══ RECORD EXCERPTS ══
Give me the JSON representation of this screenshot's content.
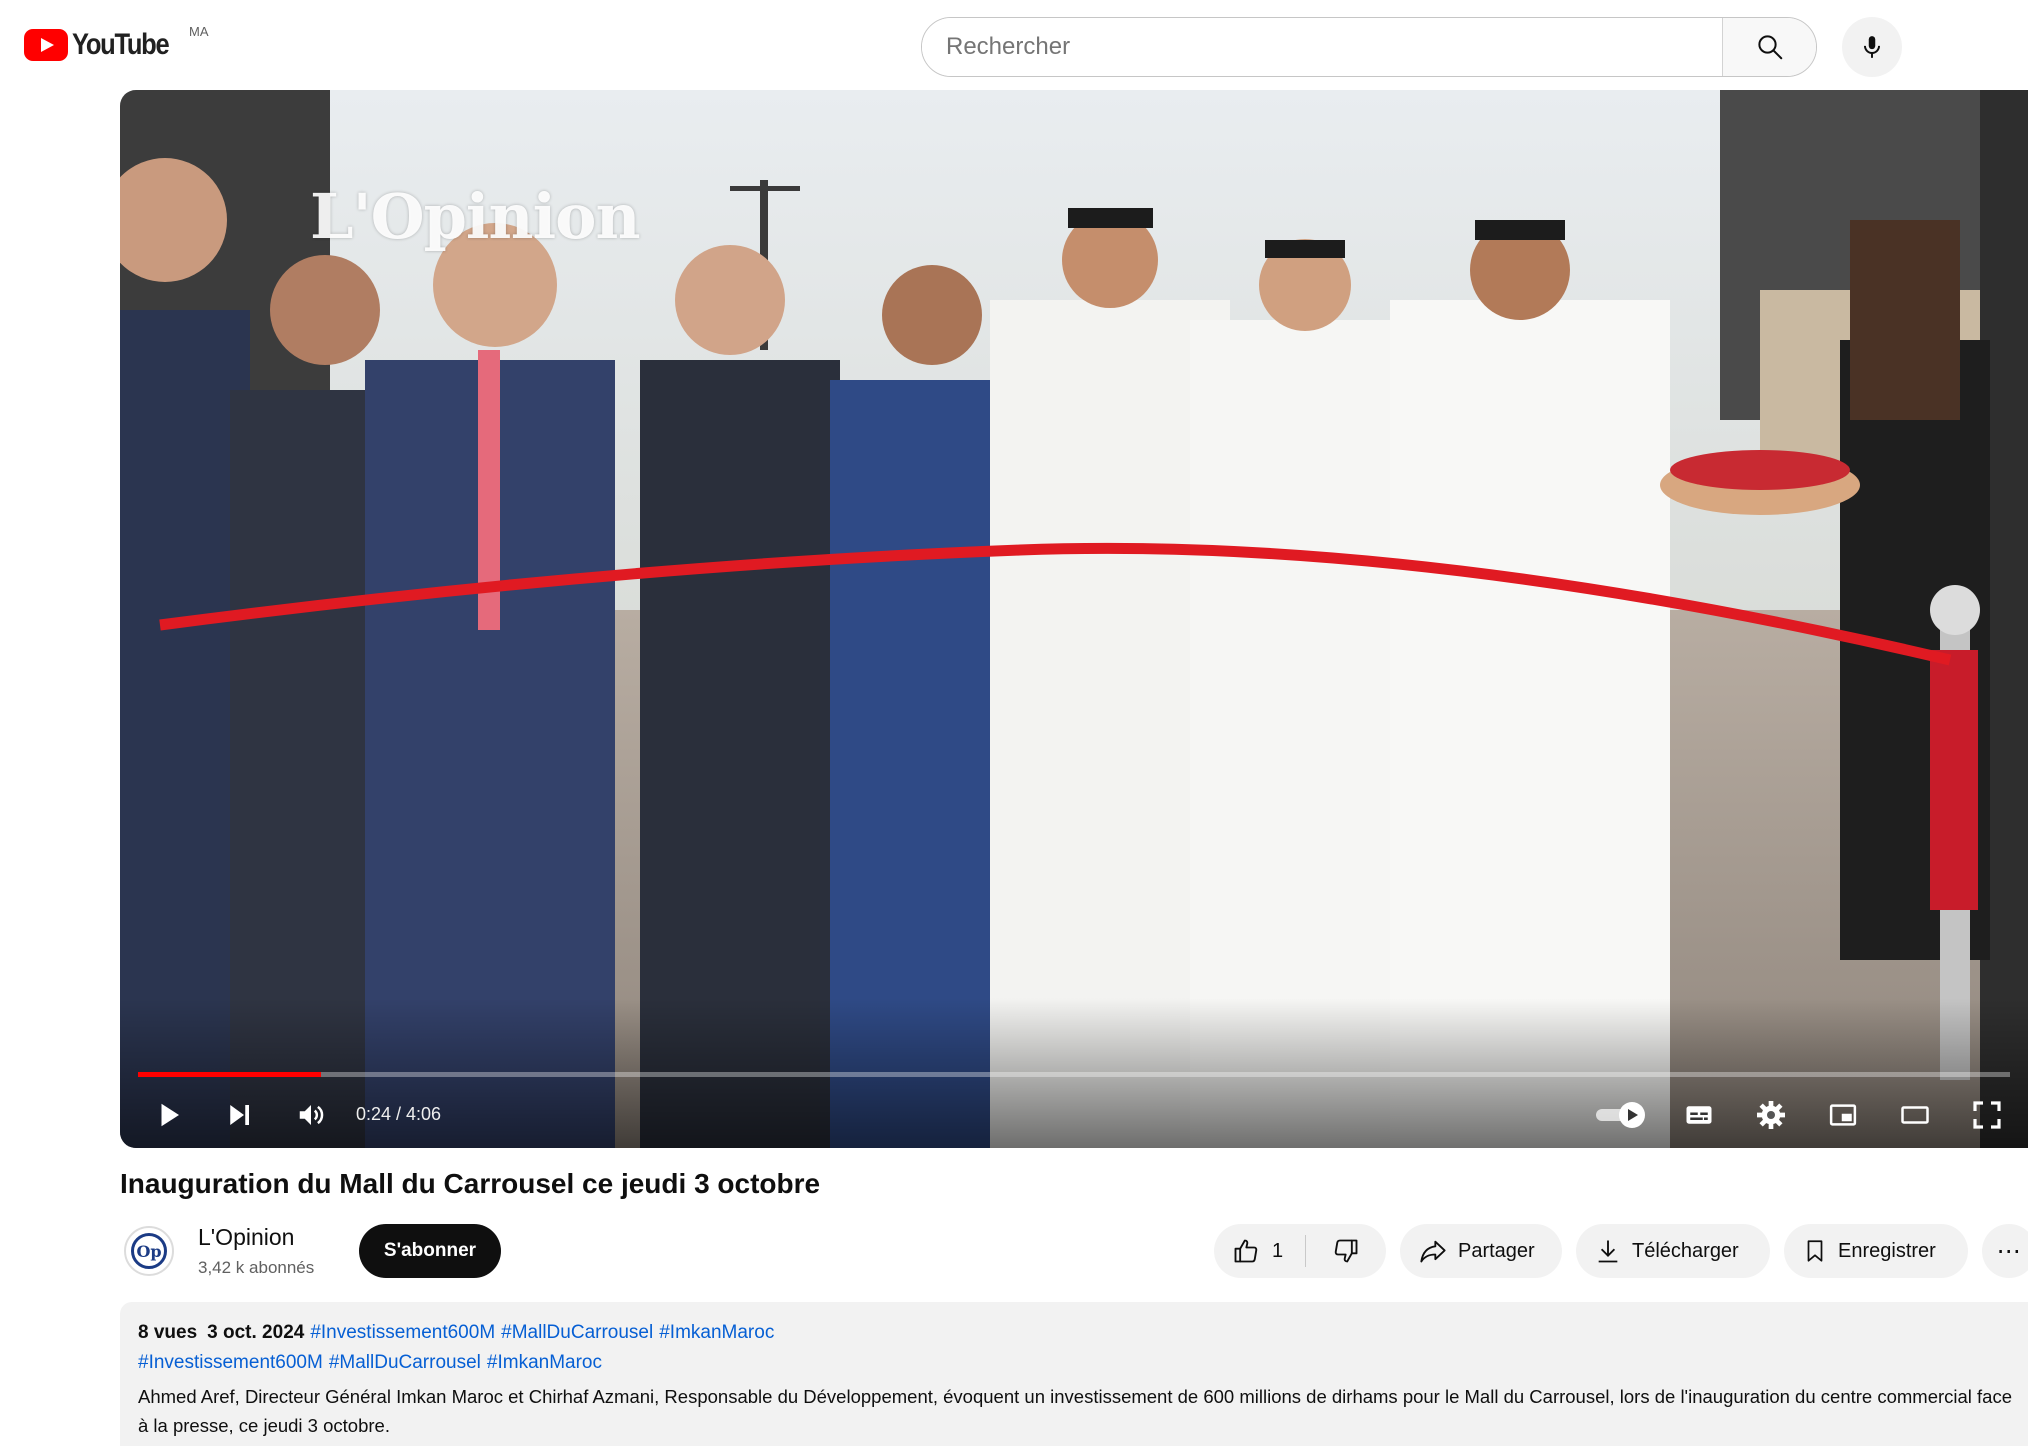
{
  "header": {
    "logo_text": "YouTube",
    "region": "MA",
    "search_placeholder": "Rechercher"
  },
  "player": {
    "watermark": "L'Opinion",
    "current_time": "0:24",
    "duration": "4:06",
    "time_display": "0:24 / 4:06",
    "progress_fraction": 0.0976,
    "colors": {
      "progress": "#ff0000",
      "ribbon": "#e01a22"
    }
  },
  "video": {
    "title": "Inauguration du Mall du Carrousel ce jeudi 3 octobre"
  },
  "channel": {
    "avatar_text": "Op",
    "name": "L'Opinion",
    "subscribers": "3,42 k abonnés",
    "subscribe_label": "S'abonner"
  },
  "actions": {
    "like_count": "1",
    "share_label": "Partager",
    "download_label": "Télécharger",
    "save_label": "Enregistrer",
    "more_label": "⋯"
  },
  "description": {
    "views": "8 vues",
    "date": "3 oct. 2024",
    "meta_tags": [
      "#Investissement600M",
      "#MallDuCarrousel",
      "#ImkanMaroc"
    ],
    "tags": [
      "#Investissement600M",
      "#MallDuCarrousel",
      "#ImkanMaroc"
    ],
    "text": "Ahmed Aref, Directeur Général Imkan Maroc et Chirhaf Azmani, Responsable du Développement, évoquent un investissement de 600 millions de dirhams pour le Mall du Carrousel, lors de l'inauguration du centre commercial face à la presse, ce jeudi 3 octobre."
  }
}
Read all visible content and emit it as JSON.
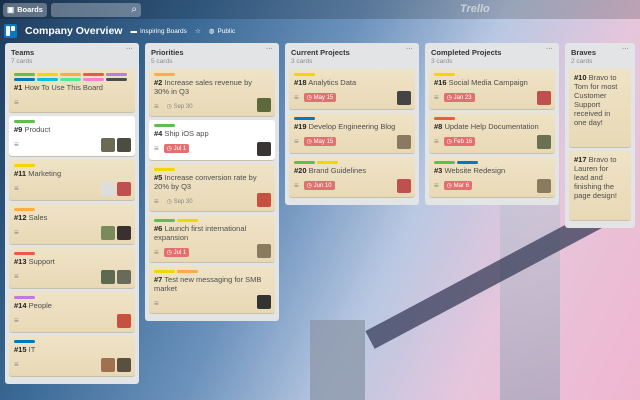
{
  "topbar": {
    "boards_label": "Boards",
    "search_placeholder": "",
    "logo": "Trello"
  },
  "board": {
    "title": "Company Overview",
    "team": "Inspiring Boards",
    "visibility": "Public"
  },
  "colors": {
    "green": "#61bd4f",
    "yellow": "#f2d600",
    "orange": "#ffab4a",
    "red": "#eb5a46",
    "purple": "#c377e0",
    "blue": "#0079bf",
    "sky": "#00c2e0",
    "lime": "#51e898",
    "pink": "#ff80ce",
    "black": "#4d4d4d"
  },
  "lists": [
    {
      "name": "Teams",
      "count": "7 cards",
      "cards": [
        {
          "num": "#1",
          "title": "How To Use This Board",
          "labels": [
            "green",
            "yellow",
            "orange",
            "red",
            "purple",
            "blue",
            "sky",
            "lime",
            "pink",
            "black"
          ],
          "desc": true,
          "avatars": []
        },
        {
          "num": "#9",
          "title": "Product",
          "labels": [
            "green"
          ],
          "desc": true,
          "avatars": [
            "#6b6b55",
            "#4a4d40"
          ],
          "white": true
        },
        {
          "num": "#11",
          "title": "Marketing",
          "labels": [
            "yellow"
          ],
          "desc": true,
          "avatars": [
            "#ddd",
            "#c0504d"
          ]
        },
        {
          "num": "#12",
          "title": "Sales",
          "labels": [
            "orange"
          ],
          "desc": true,
          "avatars": [
            "#7a8a5a",
            "#3a3030"
          ]
        },
        {
          "num": "#13",
          "title": "Support",
          "labels": [
            "red"
          ],
          "desc": true,
          "avatars": [
            "#5b6a50",
            "#6a6a5a"
          ]
        },
        {
          "num": "#14",
          "title": "People",
          "labels": [
            "purple"
          ],
          "desc": true,
          "avatars": [
            "#c85040"
          ]
        },
        {
          "num": "#15",
          "title": "IT",
          "labels": [
            "blue"
          ],
          "desc": true,
          "avatars": [
            "#a07050",
            "#5a5040"
          ]
        }
      ]
    },
    {
      "name": "Priorities",
      "count": "5 cards",
      "cards": [
        {
          "num": "#2",
          "title": "Increase sales revenue by 30% in Q3",
          "labels": [
            "orange"
          ],
          "desc": true,
          "due": "Sep 30",
          "due_plain": true,
          "avatars": [
            "#5a6a3a"
          ]
        },
        {
          "num": "#4",
          "title": "Ship iOS app",
          "labels": [
            "green"
          ],
          "desc": true,
          "due": "Jul 1",
          "avatars": [
            "#3a3535"
          ],
          "white": true
        },
        {
          "num": "#5",
          "title": "Increase conversion rate by 20% by Q3",
          "labels": [
            "yellow"
          ],
          "desc": true,
          "due": "Sep 30",
          "due_plain": true,
          "avatars": [
            "#c85040"
          ]
        },
        {
          "num": "#6",
          "title": "Launch first international expansion",
          "labels": [
            "green",
            "yellow"
          ],
          "desc": true,
          "due": "Jul 1",
          "avatars": [
            "#8a7a60"
          ]
        },
        {
          "num": "#7",
          "title": "Test new messaging for SMB market",
          "labels": [
            "yellow",
            "orange"
          ],
          "desc": true,
          "avatars": [
            "#333"
          ]
        }
      ]
    },
    {
      "name": "Current Projects",
      "count": "3 cards",
      "cards": [
        {
          "num": "#18",
          "title": "Analytics Data",
          "labels": [
            "yellow"
          ],
          "desc": true,
          "due": "May 15",
          "avatars": [
            "#444"
          ]
        },
        {
          "num": "#19",
          "title": "Develop Engineering Blog",
          "labels": [
            "blue"
          ],
          "desc": true,
          "due": "May 15",
          "avatars": [
            "#8a7a60"
          ]
        },
        {
          "num": "#20",
          "title": "Brand Guidelines",
          "labels": [
            "green",
            "yellow"
          ],
          "desc": true,
          "due": "Jun 10",
          "avatars": [
            "#c0504d"
          ]
        }
      ]
    },
    {
      "name": "Completed Projects",
      "count": "3 cards",
      "cards": [
        {
          "num": "#16",
          "title": "Social Media Campaign",
          "labels": [
            "yellow"
          ],
          "desc": true,
          "due": "Jan 23",
          "avatars": [
            "#c0504d"
          ]
        },
        {
          "num": "#8",
          "title": "Update Help Documentation",
          "labels": [
            "red"
          ],
          "desc": true,
          "due": "Feb 16",
          "avatars": [
            "#6a7050"
          ]
        },
        {
          "num": "#3",
          "title": "Website Redesign",
          "labels": [
            "green",
            "blue"
          ],
          "desc": true,
          "due": "Mar 6",
          "avatars": [
            "#8a7a60"
          ]
        }
      ]
    },
    {
      "name": "Braves",
      "count": "2 cards",
      "cards": [
        {
          "num": "#10",
          "title": "Bravo to Tom for most Customer Support received in one day!",
          "labels": [],
          "desc": false,
          "avatars": []
        },
        {
          "num": "#17",
          "title": "Bravo to Lauren for lead and finishing the page design!",
          "labels": [],
          "desc": false,
          "avatars": []
        }
      ]
    }
  ]
}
═══
TASK
Extract the full listing exactly, with the pictures left out.

EXERCISE ANSWER
Give me the JSON representation of this screenshot's content.
{
  "header": {
    "logo_text": "YouTube",
    "region": "MA",
    "search_placeholder": "Rechercher"
  },
  "player": {
    "watermark": "L'Opinion",
    "current_time": "0:24",
    "duration": "4:06",
    "time_display": "0:24 / 4:06",
    "progress_fraction": 0.0976,
    "colors": {
      "progress": "#ff0000",
      "ribbon": "#e01a22"
    }
  },
  "video": {
    "title": "Inauguration du Mall du Carrousel ce jeudi 3 octobre"
  },
  "channel": {
    "avatar_text": "Op",
    "name": "L'Opinion",
    "subscribers": "3,42 k abonnés",
    "subscribe_label": "S'abonner"
  },
  "actions": {
    "like_count": "1",
    "share_label": "Partager",
    "download_label": "Télécharger",
    "save_label": "Enregistrer",
    "more_label": "⋯"
  },
  "description": {
    "views": "8 vues",
    "date": "3 oct. 2024",
    "meta_tags": [
      "#Investissement600M",
      "#MallDuCarrousel",
      "#ImkanMaroc"
    ],
    "tags": [
      "#Investissement600M",
      "#MallDuCarrousel",
      "#ImkanMaroc"
    ],
    "text": "Ahmed Aref, Directeur Général Imkan Maroc et Chirhaf Azmani, Responsable du Développement, évoquent un investissement de 600 millions de dirhams pour le Mall du Carrousel, lors de l'inauguration du centre commercial face à la presse, ce jeudi 3 octobre."
  }
}
Read all visible content and emit it as JSON.
{
  "topbar": {
    "boards_label": "Boards",
    "search_placeholder": "",
    "logo": "Trello"
  },
  "board": {
    "title": "Company Overview",
    "team": "Inspiring Boards",
    "visibility": "Public"
  },
  "colors": {
    "green": "#61bd4f",
    "yellow": "#f2d600",
    "orange": "#ffab4a",
    "red": "#eb5a46",
    "purple": "#c377e0",
    "blue": "#0079bf",
    "sky": "#00c2e0",
    "lime": "#51e898",
    "pink": "#ff80ce",
    "black": "#4d4d4d"
  },
  "lists": [
    {
      "name": "Teams",
      "count": "7 cards",
      "cards": [
        {
          "num": "#1",
          "title": "How To Use This Board",
          "labels": [
            "green",
            "yellow",
            "orange",
            "red",
            "purple",
            "blue",
            "sky",
            "lime",
            "pink",
            "black"
          ],
          "desc": true,
          "avatars": []
        },
        {
          "num": "#9",
          "title": "Product",
          "labels": [
            "green"
          ],
          "desc": true,
          "avatars": [
            "#6b6b55",
            "#4a4d40"
          ],
          "white": true
        },
        {
          "num": "#11",
          "title": "Marketing",
          "labels": [
            "yellow"
          ],
          "desc": true,
          "avatars": [
            "#ddd",
            "#c0504d"
          ]
        },
        {
          "num": "#12",
          "title": "Sales",
          "labels": [
            "orange"
          ],
          "desc": true,
          "avatars": [
            "#7a8a5a",
            "#3a3030"
          ]
        },
        {
          "num": "#13",
          "title": "Support",
          "labels": [
            "red"
          ],
          "desc": true,
          "avatars": [
            "#5b6a50",
            "#6a6a5a"
          ]
        },
        {
          "num": "#14",
          "title": "People",
          "labels": [
            "purple"
          ],
          "desc": true,
          "avatars": [
            "#c85040"
          ]
        },
        {
          "num": "#15",
          "title": "IT",
          "labels": [
            "blue"
          ],
          "desc": true,
          "avatars": [
            "#a07050",
            "#5a5040"
          ]
        }
      ]
    },
    {
      "name": "Priorities",
      "count": "5 cards",
      "cards": [
        {
          "num": "#2",
          "title": "Increase sales revenue by 30% in Q3",
          "labels": [
            "orange"
          ],
          "desc": true,
          "due": "Sep 30",
          "due_plain": true,
          "avatars": [
            "#5a6a3a"
          ]
        },
        {
          "num": "#4",
          "title": "Ship iOS app",
          "labels": [
            "green"
          ],
          "desc": true,
          "due": "Jul 1",
          "avatars": [
            "#3a3535"
          ],
          "white": true
        },
        {
          "num": "#5",
          "title": "Increase conversion rate by 20% by Q3",
          "labels": [
            "yellow"
          ],
          "desc": true,
          "due": "Sep 30",
          "due_plain": true,
          "avatars": [
            "#c85040"
          ]
        },
        {
          "num": "#6",
          "title": "Launch first international expansion",
          "labels": [
            "green",
            "yellow"
          ],
          "desc": true,
          "due": "Jul 1",
          "avatars": [
            "#8a7a60"
          ]
        },
        {
          "num": "#7",
          "title": "Test new messaging for SMB market",
          "labels": [
            "yellow",
            "orange"
          ],
          "desc": true,
          "avatars": [
            "#333"
          ]
        }
      ]
    },
    {
      "name": "Current Projects",
      "count": "3 cards",
      "cards": [
        {
          "num": "#18",
          "title": "Analytics Data",
          "labels": [
            "yellow"
          ],
          "desc": true,
          "due": "May 15",
          "avatars": [
            "#444"
          ]
        },
        {
          "num": "#19",
          "title": "Develop Engineering Blog",
          "labels": [
            "blue"
          ],
          "desc": true,
          "due": "May 15",
          "avatars": [
            "#8a7a60"
          ]
        },
        {
          "num": "#20",
          "title": "Brand Guidelines",
          "labels": [
            "green",
            "yellow"
          ],
          "desc": true,
          "due": "Jun 10",
          "avatars": [
            "#c0504d"
          ]
        }
      ]
    },
    {
      "name": "Completed Projects",
      "count": "3 cards",
      "cards": [
        {
          "num": "#16",
          "title": "Social Media Campaign",
          "labels": [
            "yellow"
          ],
          "desc": true,
          "due": "Jan 23",
          "avatars": [
            "#c0504d"
          ]
        },
        {
          "num": "#8",
          "title": "Update Help Documentation",
          "labels": [
            "red"
          ],
          "desc": true,
          "due": "Feb 16",
          "avatars": [
            "#6a7050"
          ]
        },
        {
          "num": "#3",
          "title": "Website Redesign",
          "labels": [
            "green",
            "blue"
          ],
          "desc": true,
          "due": "Mar 6",
          "avatars": [
            "#8a7a60"
          ]
        }
      ]
    },
    {
      "name": "Braves",
      "count": "2 cards",
      "cards": [
        {
          "num": "#10",
          "title": "Bravo to Tom for most Customer Support received in one day!",
          "labels": [],
          "desc": false,
          "avatars": []
        },
        {
          "num": "#17",
          "title": "Bravo to Lauren for lead and finishing the page design!",
          "labels": [],
          "desc": false,
          "avatars": []
        }
      ]
    }
  ]
}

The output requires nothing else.